▸ JOB:
Rewrite the listing below with every "series-line" changed to "trend-line" and all other text kept as it is. Leave the picture out of your answer.

▸ MATERIAL SHOWN:
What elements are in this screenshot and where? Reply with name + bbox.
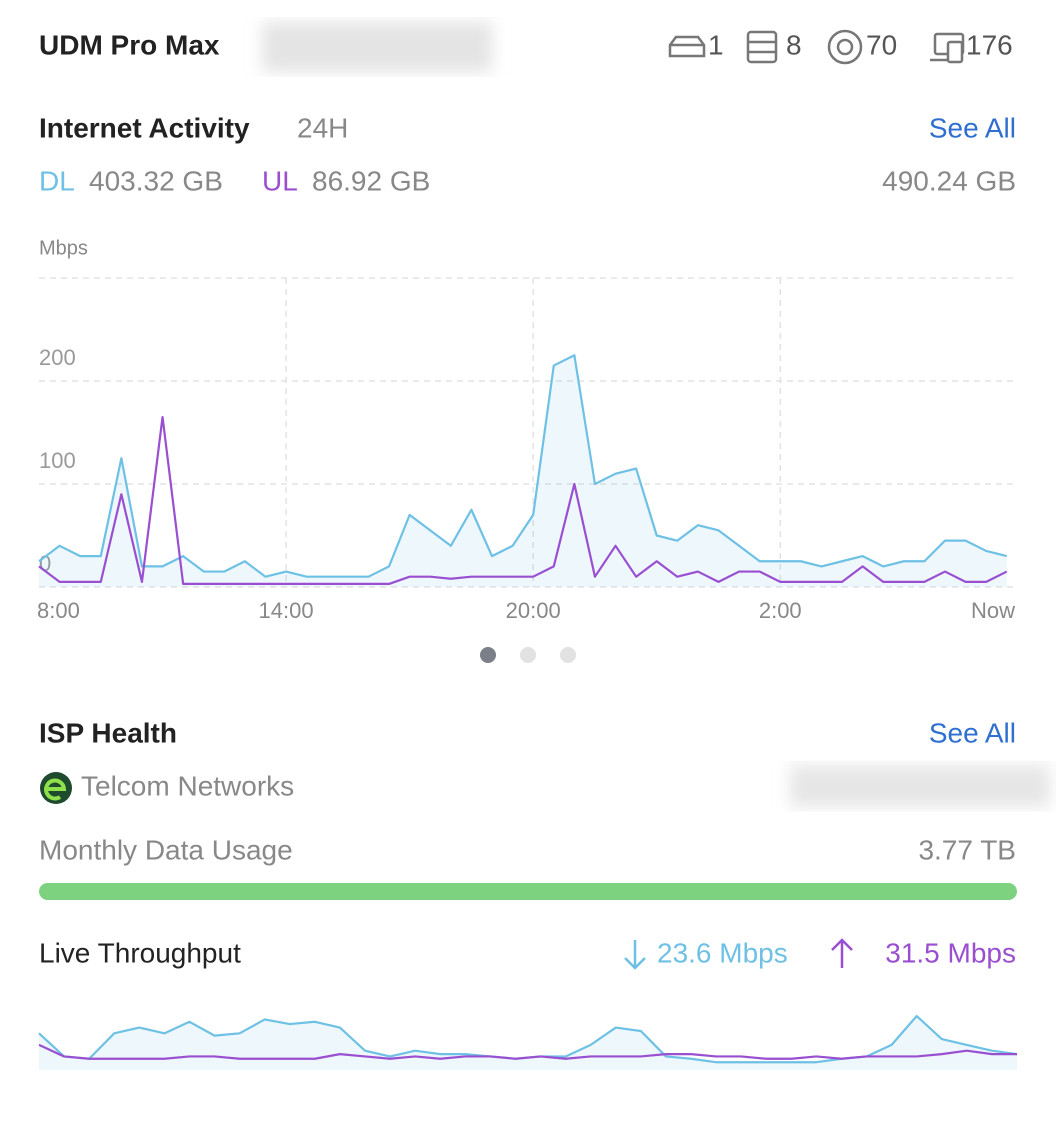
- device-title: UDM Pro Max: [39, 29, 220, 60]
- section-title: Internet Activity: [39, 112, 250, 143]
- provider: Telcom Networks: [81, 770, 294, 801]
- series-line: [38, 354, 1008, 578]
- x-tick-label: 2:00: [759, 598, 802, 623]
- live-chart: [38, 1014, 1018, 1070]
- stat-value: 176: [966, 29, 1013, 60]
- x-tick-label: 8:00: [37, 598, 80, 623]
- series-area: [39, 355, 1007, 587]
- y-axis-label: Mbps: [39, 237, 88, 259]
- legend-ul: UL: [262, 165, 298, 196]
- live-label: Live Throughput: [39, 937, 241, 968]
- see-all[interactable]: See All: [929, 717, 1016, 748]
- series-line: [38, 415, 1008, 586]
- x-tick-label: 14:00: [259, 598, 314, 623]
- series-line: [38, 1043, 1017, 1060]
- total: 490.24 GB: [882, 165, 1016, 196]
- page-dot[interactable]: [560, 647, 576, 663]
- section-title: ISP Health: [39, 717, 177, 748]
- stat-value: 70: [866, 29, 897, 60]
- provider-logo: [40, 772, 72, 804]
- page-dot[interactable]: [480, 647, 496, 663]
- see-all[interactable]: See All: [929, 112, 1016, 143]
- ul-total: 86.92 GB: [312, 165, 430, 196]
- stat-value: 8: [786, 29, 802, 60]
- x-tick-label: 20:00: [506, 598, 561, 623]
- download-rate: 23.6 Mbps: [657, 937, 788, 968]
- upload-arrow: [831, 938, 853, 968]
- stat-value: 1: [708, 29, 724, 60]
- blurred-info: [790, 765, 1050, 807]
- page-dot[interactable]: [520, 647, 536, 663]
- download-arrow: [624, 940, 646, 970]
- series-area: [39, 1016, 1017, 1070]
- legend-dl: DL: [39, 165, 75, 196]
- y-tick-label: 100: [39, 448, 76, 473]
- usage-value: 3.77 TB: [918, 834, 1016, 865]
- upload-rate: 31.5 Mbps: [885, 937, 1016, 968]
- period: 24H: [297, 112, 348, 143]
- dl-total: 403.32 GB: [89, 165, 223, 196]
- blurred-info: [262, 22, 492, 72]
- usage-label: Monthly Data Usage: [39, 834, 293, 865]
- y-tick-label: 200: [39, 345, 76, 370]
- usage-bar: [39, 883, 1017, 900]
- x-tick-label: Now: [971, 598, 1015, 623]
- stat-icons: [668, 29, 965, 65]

▸ CORRECT ANSWER:
What elements are in this screenshot and where? Reply with name + bbox.
- device-title: UDM Pro Max: [39, 29, 220, 60]
- section-title: Internet Activity: [39, 112, 250, 143]
- provider: Telcom Networks: [81, 770, 294, 801]
- trend-line: [38, 354, 1008, 578]
- x-tick-label: 2:00: [759, 598, 802, 623]
- live-chart: [38, 1014, 1018, 1070]
- stat-value: 176: [966, 29, 1013, 60]
- x-tick-label: 8:00: [37, 598, 80, 623]
- series-area: [39, 355, 1007, 587]
- y-axis-label: Mbps: [39, 237, 88, 259]
- legend-ul: UL: [262, 165, 298, 196]
- live-label: Live Throughput: [39, 937, 241, 968]
- see-all[interactable]: See All: [929, 717, 1016, 748]
- trend-line: [38, 415, 1008, 586]
- x-tick-label: 14:00: [259, 598, 314, 623]
- trend-line: [38, 1043, 1017, 1060]
- total: 490.24 GB: [882, 165, 1016, 196]
- page-dot[interactable]: [560, 647, 576, 663]
- section-title: ISP Health: [39, 717, 177, 748]
- stat-value: 70: [866, 29, 897, 60]
- provider-logo: [40, 772, 72, 804]
- page-dot[interactable]: [480, 647, 496, 663]
- see-all[interactable]: See All: [929, 112, 1016, 143]
- ul-total: 86.92 GB: [312, 165, 430, 196]
- stat-value: 8: [786, 29, 802, 60]
- x-tick-label: 20:00: [506, 598, 561, 623]
- download-rate: 23.6 Mbps: [657, 937, 788, 968]
- upload-arrow: [831, 938, 853, 968]
- stat-value: 1: [708, 29, 724, 60]
- blurred-info: [790, 765, 1050, 807]
- page-dot[interactable]: [520, 647, 536, 663]
- download-arrow: [624, 940, 646, 970]
- series-area: [39, 1016, 1017, 1070]
- legend-dl: DL: [39, 165, 75, 196]
- y-tick-label: 100: [39, 448, 76, 473]
- usage-value: 3.77 TB: [918, 834, 1016, 865]
- upload-rate: 31.5 Mbps: [885, 937, 1016, 968]
- period: 24H: [297, 112, 348, 143]
- dl-total: 403.32 GB: [89, 165, 223, 196]
- blurred-info: [262, 22, 492, 72]
- usage-label: Monthly Data Usage: [39, 834, 293, 865]
- y-tick-label: 200: [39, 345, 76, 370]
- usage-bar: [39, 883, 1017, 900]
- x-tick-label: Now: [971, 598, 1015, 623]
- stat-icons: [668, 29, 965, 65]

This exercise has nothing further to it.